**DATA SUPPLIED**

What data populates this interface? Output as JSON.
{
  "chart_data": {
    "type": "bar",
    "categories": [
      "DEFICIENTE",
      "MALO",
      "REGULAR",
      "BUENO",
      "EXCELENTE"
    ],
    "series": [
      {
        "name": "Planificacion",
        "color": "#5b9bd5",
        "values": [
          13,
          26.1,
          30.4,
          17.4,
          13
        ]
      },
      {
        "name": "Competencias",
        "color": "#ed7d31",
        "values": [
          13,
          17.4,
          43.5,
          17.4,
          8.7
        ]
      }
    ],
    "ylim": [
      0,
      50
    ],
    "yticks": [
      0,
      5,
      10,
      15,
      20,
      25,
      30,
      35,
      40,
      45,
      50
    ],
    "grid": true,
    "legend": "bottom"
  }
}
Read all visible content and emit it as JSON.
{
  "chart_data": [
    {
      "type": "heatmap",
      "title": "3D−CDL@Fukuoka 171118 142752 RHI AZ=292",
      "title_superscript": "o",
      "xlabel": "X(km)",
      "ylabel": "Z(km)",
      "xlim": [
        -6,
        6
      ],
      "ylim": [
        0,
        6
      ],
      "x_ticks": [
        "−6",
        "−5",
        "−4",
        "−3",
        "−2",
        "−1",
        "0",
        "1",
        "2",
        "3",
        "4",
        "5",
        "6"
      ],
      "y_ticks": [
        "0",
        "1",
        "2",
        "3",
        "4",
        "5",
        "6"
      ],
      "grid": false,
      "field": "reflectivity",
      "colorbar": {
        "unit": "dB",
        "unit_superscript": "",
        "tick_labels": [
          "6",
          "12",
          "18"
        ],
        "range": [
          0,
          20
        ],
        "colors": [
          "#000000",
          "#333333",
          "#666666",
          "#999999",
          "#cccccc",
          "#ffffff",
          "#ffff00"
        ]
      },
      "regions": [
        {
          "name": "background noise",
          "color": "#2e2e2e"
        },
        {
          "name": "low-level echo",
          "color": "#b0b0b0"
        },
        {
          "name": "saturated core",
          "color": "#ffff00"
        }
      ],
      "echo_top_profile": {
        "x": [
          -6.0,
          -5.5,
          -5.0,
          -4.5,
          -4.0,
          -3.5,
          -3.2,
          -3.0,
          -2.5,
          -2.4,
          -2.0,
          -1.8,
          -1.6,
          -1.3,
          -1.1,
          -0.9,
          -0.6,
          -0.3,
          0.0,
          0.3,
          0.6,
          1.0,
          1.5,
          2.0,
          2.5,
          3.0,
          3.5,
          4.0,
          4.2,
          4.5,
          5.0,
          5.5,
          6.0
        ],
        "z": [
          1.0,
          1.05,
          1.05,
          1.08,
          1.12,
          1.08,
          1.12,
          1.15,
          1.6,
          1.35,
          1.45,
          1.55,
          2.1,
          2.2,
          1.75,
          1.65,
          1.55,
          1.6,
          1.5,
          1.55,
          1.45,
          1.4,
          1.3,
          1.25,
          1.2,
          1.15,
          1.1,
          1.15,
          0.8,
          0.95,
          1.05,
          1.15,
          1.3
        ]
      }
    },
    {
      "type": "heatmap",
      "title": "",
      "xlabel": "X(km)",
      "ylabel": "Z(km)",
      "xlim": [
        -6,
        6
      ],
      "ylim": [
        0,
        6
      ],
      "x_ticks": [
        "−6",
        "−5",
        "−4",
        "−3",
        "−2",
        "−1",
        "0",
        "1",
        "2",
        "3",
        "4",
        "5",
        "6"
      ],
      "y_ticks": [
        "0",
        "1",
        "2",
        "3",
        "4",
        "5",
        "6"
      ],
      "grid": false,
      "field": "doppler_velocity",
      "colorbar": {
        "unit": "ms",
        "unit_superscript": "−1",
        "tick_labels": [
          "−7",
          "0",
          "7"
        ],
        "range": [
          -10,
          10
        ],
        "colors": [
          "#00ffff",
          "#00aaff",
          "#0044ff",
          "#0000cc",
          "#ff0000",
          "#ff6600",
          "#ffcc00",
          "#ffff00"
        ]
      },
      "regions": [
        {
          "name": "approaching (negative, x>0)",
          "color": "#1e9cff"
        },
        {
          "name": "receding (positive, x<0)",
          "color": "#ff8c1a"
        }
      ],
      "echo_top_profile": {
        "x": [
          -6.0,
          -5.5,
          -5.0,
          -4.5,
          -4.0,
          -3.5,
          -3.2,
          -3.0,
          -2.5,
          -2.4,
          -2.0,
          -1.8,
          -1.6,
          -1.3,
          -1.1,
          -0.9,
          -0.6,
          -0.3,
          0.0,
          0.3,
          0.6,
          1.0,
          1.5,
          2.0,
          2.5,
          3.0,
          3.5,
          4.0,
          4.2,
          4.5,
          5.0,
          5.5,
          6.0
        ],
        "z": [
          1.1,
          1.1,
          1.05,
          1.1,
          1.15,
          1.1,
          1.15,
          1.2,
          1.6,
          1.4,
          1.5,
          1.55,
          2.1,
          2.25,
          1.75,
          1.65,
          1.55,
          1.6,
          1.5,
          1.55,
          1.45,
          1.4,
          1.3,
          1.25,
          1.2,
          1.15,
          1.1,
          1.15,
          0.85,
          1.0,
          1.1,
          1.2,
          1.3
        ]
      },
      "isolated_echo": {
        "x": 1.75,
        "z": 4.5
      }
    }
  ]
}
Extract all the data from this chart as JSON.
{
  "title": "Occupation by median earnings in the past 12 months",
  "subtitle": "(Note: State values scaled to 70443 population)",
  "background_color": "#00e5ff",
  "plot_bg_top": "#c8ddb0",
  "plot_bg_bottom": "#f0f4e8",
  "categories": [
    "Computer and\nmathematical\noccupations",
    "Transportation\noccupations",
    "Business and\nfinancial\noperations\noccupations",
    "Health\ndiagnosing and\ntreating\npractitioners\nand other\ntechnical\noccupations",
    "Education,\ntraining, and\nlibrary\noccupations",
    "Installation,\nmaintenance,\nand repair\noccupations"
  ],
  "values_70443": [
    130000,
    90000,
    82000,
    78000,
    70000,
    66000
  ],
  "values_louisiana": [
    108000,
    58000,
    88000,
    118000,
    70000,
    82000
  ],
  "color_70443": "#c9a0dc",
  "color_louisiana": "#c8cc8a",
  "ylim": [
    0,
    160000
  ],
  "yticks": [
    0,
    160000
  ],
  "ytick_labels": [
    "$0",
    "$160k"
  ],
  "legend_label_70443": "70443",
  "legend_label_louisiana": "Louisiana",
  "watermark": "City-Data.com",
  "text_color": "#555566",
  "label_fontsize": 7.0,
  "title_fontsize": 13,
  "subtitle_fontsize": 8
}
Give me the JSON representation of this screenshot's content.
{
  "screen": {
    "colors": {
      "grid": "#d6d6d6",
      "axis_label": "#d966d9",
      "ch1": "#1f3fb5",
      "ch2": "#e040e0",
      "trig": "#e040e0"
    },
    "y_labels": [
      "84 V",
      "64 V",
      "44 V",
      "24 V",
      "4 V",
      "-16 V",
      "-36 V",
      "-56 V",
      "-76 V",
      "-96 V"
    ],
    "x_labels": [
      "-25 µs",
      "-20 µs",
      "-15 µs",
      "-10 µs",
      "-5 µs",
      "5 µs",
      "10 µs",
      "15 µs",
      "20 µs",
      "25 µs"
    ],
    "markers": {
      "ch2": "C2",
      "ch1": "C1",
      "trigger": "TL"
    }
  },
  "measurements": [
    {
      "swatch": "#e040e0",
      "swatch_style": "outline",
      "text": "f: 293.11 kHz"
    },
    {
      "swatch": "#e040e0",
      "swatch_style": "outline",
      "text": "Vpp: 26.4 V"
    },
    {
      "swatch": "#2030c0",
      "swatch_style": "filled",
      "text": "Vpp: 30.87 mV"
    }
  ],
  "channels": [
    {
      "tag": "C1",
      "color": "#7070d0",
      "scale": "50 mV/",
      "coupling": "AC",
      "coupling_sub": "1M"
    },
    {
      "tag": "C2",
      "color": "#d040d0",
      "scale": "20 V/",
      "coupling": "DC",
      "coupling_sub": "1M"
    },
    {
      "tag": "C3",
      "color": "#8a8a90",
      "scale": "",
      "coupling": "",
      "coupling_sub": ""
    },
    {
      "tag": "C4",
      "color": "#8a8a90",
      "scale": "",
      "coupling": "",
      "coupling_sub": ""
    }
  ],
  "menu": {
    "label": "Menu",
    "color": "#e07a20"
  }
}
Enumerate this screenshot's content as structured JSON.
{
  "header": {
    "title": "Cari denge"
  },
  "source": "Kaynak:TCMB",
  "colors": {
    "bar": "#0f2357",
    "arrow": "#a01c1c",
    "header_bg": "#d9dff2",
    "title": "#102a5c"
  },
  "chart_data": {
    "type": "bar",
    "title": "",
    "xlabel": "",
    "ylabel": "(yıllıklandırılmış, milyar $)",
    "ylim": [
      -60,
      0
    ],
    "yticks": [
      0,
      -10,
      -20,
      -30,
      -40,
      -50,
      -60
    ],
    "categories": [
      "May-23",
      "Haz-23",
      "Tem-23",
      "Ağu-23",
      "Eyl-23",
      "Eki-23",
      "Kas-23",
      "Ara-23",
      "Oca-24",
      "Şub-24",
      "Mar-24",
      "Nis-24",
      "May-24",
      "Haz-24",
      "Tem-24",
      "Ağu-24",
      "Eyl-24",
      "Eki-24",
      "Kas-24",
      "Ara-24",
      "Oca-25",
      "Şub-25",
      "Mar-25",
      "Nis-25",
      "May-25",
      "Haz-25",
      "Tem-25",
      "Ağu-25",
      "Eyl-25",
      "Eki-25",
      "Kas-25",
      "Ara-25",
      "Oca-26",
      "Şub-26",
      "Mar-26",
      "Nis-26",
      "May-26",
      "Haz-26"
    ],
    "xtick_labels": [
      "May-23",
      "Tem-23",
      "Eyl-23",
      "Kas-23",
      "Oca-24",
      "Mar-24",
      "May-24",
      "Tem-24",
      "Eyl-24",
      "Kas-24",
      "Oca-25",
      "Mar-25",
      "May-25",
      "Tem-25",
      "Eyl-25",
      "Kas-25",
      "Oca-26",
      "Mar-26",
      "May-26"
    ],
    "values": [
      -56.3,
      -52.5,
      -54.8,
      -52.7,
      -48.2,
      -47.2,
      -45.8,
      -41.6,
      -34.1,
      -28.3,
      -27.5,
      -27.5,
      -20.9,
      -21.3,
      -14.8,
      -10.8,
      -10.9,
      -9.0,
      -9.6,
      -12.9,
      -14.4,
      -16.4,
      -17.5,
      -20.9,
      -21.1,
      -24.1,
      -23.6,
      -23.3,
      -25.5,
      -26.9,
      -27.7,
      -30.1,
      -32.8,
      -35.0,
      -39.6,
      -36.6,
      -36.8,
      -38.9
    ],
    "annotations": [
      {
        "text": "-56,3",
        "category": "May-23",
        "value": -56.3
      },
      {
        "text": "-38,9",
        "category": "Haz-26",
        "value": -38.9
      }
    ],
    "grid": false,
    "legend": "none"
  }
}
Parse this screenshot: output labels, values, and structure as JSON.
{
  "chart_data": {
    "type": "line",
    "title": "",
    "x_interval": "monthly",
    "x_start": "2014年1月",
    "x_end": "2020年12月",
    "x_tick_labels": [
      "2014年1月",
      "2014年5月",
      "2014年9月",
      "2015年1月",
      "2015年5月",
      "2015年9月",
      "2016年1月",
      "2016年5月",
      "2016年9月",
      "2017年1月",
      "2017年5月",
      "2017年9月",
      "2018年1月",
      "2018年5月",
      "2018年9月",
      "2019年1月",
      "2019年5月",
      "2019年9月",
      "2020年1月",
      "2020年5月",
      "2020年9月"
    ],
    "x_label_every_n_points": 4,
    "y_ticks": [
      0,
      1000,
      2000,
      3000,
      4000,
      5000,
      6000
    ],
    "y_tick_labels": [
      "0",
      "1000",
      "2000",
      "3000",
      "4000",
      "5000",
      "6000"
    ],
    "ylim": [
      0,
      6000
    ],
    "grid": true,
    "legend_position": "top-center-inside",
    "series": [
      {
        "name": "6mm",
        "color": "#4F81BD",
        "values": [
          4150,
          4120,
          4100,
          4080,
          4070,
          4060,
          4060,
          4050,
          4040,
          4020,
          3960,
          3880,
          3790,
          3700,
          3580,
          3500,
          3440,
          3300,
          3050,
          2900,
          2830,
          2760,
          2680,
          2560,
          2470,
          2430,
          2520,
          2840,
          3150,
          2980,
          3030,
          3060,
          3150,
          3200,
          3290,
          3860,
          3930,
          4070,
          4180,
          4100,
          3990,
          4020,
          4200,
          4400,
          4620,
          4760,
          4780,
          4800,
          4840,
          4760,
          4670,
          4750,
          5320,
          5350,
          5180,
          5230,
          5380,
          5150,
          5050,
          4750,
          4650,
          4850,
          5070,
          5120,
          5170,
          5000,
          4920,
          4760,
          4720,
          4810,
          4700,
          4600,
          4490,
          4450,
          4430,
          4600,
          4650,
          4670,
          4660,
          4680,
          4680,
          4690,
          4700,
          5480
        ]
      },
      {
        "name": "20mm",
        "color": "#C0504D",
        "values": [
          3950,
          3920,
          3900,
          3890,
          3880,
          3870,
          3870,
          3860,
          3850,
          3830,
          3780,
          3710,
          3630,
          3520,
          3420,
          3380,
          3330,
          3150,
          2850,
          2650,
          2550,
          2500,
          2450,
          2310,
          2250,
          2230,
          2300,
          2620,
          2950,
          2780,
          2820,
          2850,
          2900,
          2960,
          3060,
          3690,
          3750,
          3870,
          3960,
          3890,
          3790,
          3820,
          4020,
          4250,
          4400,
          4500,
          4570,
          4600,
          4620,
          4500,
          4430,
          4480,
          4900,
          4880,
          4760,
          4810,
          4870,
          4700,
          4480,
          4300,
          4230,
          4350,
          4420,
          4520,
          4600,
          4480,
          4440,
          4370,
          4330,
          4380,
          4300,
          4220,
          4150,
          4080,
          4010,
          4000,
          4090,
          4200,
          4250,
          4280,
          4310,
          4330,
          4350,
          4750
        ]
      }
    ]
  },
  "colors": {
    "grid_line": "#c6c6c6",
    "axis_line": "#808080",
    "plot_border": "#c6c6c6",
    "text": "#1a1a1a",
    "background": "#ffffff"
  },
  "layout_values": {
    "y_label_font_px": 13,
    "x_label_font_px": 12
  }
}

**EXERCISE**
Show every line of the records above that contains the word "noccupations".

**TASK ANSWER**
    "Computer and\nmathematical\noccupations",
    "Transportation\noccupations",
    "Business and\nfinancial\noperations\noccupations",
    "Health\ndiagnosing and\ntreating\npractitioners\nand other\ntechnical\noccupations",
    "Education,\ntraining, and\nlibrary\noccupations",
    "Installation,\nmaintenance,\nand repair\noccupations"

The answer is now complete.